For the listing below, give the count of lines containing "president", and no other text.

Listed records
============

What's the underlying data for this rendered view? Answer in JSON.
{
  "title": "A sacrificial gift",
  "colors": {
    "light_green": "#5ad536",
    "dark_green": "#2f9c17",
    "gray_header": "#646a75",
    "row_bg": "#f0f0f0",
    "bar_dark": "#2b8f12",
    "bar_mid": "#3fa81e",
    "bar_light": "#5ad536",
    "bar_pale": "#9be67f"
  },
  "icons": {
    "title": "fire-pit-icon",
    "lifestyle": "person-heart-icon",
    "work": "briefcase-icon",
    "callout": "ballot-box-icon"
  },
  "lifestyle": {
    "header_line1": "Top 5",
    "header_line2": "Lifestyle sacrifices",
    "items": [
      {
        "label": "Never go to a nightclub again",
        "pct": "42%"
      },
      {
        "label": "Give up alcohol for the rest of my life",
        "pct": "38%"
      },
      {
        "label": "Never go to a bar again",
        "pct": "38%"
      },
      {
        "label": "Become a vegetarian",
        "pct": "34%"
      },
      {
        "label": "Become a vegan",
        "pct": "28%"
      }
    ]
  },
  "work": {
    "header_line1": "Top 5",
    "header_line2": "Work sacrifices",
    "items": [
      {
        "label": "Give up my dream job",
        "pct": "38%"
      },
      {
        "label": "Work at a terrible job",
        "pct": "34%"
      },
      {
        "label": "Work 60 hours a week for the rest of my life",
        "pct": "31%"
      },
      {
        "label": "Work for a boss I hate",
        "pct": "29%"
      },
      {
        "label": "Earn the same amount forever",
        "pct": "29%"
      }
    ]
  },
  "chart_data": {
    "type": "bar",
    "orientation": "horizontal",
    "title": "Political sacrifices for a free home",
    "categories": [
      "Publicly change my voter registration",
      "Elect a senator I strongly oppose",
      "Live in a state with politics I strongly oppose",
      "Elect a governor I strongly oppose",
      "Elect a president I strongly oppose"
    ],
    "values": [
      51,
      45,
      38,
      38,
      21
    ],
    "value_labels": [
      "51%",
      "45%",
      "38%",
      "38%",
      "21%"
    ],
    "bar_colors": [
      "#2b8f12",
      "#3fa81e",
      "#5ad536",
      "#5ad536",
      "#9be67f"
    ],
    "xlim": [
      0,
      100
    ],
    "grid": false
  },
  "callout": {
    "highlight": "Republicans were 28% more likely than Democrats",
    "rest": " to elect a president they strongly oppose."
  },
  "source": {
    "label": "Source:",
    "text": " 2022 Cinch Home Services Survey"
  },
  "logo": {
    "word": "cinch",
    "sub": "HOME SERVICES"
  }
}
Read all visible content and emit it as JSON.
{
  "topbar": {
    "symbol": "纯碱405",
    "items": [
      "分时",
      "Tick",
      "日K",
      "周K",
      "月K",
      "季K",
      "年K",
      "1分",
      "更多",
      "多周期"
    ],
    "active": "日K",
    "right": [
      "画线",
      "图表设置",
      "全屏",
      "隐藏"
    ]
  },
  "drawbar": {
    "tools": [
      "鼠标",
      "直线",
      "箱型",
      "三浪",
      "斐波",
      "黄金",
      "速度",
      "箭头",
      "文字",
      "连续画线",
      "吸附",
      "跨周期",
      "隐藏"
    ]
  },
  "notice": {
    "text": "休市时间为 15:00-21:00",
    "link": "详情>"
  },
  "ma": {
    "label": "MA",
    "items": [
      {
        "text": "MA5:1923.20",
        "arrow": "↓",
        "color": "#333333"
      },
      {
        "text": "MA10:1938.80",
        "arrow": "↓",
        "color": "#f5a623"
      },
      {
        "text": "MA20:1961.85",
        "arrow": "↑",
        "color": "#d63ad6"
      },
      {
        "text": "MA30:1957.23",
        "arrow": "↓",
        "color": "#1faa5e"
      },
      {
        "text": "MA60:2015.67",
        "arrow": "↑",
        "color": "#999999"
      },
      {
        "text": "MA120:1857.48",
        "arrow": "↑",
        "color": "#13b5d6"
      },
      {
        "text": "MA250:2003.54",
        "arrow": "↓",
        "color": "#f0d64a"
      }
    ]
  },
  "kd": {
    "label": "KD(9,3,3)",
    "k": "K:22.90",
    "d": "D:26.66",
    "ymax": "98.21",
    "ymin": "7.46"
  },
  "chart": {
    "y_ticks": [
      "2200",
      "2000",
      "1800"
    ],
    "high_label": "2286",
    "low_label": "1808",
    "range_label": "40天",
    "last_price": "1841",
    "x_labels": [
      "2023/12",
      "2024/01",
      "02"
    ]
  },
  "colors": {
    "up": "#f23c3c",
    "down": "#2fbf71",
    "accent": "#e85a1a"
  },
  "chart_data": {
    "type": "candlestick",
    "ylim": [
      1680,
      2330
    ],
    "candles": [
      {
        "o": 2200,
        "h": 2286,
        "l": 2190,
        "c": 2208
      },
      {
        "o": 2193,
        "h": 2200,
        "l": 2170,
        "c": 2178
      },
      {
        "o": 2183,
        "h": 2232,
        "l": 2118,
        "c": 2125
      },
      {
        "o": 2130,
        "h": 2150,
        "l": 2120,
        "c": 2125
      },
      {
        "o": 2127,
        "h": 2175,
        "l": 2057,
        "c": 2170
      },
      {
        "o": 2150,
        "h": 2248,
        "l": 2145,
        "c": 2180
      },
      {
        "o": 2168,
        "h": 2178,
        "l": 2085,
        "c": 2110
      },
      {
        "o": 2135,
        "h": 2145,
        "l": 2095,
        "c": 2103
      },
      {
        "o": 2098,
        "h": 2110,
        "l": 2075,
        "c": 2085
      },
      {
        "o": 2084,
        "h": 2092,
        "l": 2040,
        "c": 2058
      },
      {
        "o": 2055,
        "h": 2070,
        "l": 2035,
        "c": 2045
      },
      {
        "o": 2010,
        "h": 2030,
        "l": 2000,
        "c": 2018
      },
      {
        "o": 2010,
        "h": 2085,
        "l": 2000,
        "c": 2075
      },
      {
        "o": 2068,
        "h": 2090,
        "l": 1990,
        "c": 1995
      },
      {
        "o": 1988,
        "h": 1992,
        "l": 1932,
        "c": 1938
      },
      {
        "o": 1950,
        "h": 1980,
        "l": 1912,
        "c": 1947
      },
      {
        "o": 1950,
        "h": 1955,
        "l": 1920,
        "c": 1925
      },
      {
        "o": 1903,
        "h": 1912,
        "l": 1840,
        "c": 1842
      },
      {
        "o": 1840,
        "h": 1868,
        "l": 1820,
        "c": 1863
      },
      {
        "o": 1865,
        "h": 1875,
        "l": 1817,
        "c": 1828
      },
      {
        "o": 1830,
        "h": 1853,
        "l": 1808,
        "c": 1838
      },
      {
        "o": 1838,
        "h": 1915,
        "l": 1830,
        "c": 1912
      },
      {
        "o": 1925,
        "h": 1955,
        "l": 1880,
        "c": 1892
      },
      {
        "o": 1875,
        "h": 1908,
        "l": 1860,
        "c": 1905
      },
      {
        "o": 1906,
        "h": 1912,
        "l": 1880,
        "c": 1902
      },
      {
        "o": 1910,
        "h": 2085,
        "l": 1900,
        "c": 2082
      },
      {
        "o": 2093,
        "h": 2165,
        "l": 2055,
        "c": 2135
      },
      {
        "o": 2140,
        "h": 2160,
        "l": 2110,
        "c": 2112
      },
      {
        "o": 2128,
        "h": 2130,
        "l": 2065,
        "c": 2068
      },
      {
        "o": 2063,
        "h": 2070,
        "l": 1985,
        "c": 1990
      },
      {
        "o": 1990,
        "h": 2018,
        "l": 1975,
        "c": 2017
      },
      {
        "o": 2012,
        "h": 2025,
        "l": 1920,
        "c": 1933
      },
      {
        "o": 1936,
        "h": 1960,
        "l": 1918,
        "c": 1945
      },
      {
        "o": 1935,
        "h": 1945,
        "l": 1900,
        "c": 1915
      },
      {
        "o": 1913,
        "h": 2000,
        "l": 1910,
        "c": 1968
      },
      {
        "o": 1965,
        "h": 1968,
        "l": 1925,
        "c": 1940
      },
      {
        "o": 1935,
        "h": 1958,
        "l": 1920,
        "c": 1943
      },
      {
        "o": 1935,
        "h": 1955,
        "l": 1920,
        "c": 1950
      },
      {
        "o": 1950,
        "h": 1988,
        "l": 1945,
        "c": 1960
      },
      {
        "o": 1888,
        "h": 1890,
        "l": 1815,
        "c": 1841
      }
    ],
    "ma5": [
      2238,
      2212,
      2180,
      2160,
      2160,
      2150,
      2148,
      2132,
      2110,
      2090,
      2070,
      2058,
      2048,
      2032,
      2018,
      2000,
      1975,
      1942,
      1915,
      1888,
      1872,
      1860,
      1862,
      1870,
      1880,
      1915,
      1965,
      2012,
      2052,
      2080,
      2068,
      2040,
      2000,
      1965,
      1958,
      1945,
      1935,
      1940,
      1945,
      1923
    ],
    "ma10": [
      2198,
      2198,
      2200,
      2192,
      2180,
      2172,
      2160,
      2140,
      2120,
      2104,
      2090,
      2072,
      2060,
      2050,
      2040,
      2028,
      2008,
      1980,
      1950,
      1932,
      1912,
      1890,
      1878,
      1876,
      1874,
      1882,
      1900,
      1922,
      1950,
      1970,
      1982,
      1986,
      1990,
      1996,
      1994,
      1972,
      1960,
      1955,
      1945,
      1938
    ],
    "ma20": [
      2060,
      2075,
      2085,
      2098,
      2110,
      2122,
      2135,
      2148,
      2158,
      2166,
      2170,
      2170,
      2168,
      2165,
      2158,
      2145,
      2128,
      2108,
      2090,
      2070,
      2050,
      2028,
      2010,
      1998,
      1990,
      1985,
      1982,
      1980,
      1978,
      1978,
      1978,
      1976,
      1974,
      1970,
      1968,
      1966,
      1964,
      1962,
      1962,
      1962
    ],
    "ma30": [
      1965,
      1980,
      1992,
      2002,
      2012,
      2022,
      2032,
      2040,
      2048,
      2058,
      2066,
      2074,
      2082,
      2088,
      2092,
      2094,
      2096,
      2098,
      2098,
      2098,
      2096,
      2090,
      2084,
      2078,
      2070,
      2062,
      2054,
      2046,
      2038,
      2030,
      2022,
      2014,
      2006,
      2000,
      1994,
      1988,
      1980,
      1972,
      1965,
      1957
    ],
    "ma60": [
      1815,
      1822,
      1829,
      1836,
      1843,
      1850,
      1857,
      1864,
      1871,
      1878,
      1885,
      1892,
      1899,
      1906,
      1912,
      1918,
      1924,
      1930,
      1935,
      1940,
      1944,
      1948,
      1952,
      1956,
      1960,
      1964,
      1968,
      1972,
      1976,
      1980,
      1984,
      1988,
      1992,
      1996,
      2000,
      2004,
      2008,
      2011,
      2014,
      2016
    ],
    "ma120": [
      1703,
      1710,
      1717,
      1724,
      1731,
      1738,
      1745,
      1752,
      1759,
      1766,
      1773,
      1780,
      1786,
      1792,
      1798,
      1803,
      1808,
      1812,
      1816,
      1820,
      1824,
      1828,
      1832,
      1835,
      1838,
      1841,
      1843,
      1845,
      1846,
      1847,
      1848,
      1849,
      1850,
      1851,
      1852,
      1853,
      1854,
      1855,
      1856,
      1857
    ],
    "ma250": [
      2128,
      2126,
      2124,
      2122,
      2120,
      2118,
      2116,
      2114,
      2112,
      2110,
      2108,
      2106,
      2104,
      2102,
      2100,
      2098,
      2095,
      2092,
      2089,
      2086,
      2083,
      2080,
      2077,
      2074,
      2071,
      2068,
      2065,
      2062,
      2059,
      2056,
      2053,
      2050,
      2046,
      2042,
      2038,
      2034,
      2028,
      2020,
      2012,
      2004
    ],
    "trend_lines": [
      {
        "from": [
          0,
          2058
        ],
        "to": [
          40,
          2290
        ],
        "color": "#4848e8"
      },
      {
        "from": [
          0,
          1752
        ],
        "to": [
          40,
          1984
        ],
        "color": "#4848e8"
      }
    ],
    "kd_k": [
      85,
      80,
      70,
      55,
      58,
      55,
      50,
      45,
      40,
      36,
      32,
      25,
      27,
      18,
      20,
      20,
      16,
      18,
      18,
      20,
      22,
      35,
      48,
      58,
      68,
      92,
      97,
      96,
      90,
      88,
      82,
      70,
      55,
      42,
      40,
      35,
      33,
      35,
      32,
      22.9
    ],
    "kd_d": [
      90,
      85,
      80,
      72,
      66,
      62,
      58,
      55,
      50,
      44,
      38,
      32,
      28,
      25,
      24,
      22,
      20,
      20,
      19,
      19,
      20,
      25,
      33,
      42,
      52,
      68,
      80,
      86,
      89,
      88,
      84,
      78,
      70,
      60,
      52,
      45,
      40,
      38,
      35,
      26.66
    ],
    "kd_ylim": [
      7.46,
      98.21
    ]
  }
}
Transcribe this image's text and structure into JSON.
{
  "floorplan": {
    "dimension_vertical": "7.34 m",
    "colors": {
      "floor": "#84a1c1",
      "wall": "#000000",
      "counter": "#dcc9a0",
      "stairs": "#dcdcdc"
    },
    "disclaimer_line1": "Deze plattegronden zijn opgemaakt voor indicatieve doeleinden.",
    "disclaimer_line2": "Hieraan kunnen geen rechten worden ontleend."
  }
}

============

Response to this task
2